# [DATA SECTION]
-----
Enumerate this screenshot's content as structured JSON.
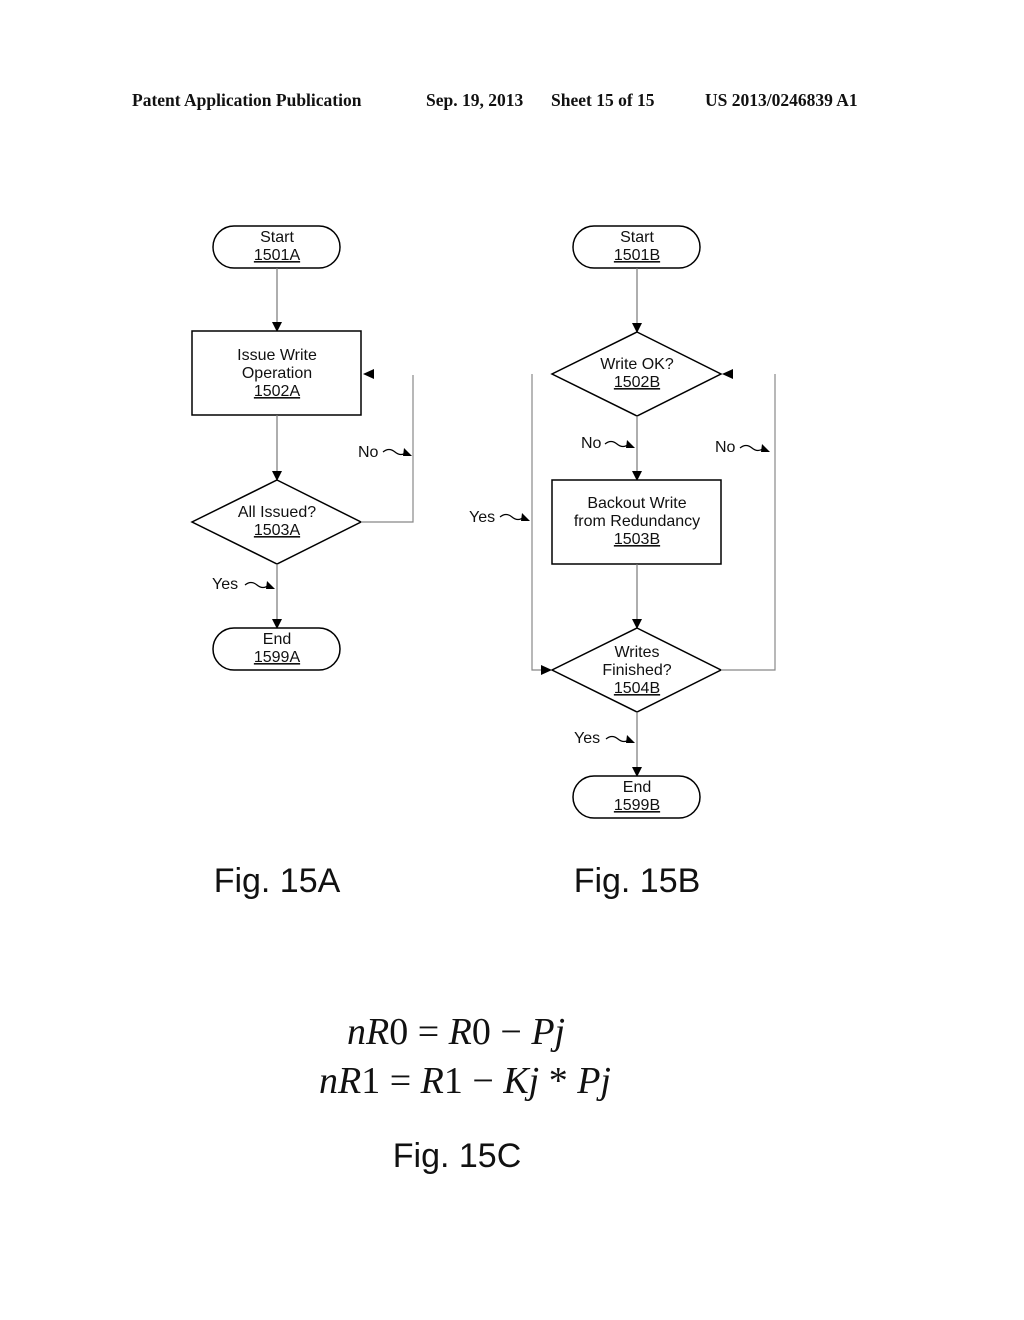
{
  "header": {
    "publication": "Patent Application Publication",
    "date": "Sep. 19, 2013",
    "sheet": "Sheet 15 of 15",
    "number": "US 2013/0246839 A1"
  },
  "fig15a": {
    "label": "Fig. 15A",
    "start": {
      "text": "Start",
      "ref": "1501A"
    },
    "step": {
      "line1": "Issue Write",
      "line2": "Operation",
      "ref": "1502A"
    },
    "decision": {
      "text": "All Issued?",
      "ref": "1503A"
    },
    "end": {
      "text": "End",
      "ref": "1599A"
    },
    "no_label": "No",
    "yes_label": "Yes"
  },
  "fig15b": {
    "label": "Fig. 15B",
    "start": {
      "text": "Start",
      "ref": "1501B"
    },
    "decision1": {
      "text": "Write OK?",
      "ref": "1502B"
    },
    "step": {
      "line1": "Backout Write",
      "line2": "from Redundancy",
      "ref": "1503B"
    },
    "decision2": {
      "line1": "Writes",
      "line2": "Finished?",
      "ref": "1504B"
    },
    "end": {
      "text": "End",
      "ref": "1599B"
    },
    "no_label_1": "No",
    "no_label_2": "No",
    "yes_label_1": "Yes",
    "yes_label_2": "Yes"
  },
  "fig15c": {
    "label": "Fig. 15C",
    "eq1": {
      "lhs_n": "n",
      "lhs_r": "R",
      "lhs_idx": "0",
      "eq": " = ",
      "r": "R",
      "r_idx": "0",
      "minus": " − ",
      "p": "Pj"
    },
    "eq2": {
      "lhs_n": "n",
      "lhs_r": "R",
      "lhs_idx": "1",
      "eq": " = ",
      "r": "R",
      "r_idx": "1",
      "minus": " − ",
      "k": "Kj",
      "times": " * ",
      "p": "Pj"
    }
  }
}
-----
# [DIRECTIVE]
Extract the text of all the records above verbatim, excluding pictures.

# [OUTPUT FOR THIS EXERCISE]
Enumerate this screenshot's content as structured JSON.
{
  "header": {
    "publication": "Patent Application Publication",
    "date": "Sep. 19, 2013",
    "sheet": "Sheet 15 of 15",
    "number": "US 2013/0246839 A1"
  },
  "fig15a": {
    "label": "Fig. 15A",
    "start": {
      "text": "Start",
      "ref": "1501A"
    },
    "step": {
      "line1": "Issue Write",
      "line2": "Operation",
      "ref": "1502A"
    },
    "decision": {
      "text": "All Issued?",
      "ref": "1503A"
    },
    "end": {
      "text": "End",
      "ref": "1599A"
    },
    "no_label": "No",
    "yes_label": "Yes"
  },
  "fig15b": {
    "label": "Fig. 15B",
    "start": {
      "text": "Start",
      "ref": "1501B"
    },
    "decision1": {
      "text": "Write OK?",
      "ref": "1502B"
    },
    "step": {
      "line1": "Backout Write",
      "line2": "from Redundancy",
      "ref": "1503B"
    },
    "decision2": {
      "line1": "Writes",
      "line2": "Finished?",
      "ref": "1504B"
    },
    "end": {
      "text": "End",
      "ref": "1599B"
    },
    "no_label_1": "No",
    "no_label_2": "No",
    "yes_label_1": "Yes",
    "yes_label_2": "Yes"
  },
  "fig15c": {
    "label": "Fig. 15C",
    "eq1": {
      "lhs_n": "n",
      "lhs_r": "R",
      "lhs_idx": "0",
      "eq": " = ",
      "r": "R",
      "r_idx": "0",
      "minus": " − ",
      "p": "Pj"
    },
    "eq2": {
      "lhs_n": "n",
      "lhs_r": "R",
      "lhs_idx": "1",
      "eq": " = ",
      "r": "R",
      "r_idx": "1",
      "minus": " − ",
      "k": "Kj",
      "times": " * ",
      "p": "Pj"
    }
  }
}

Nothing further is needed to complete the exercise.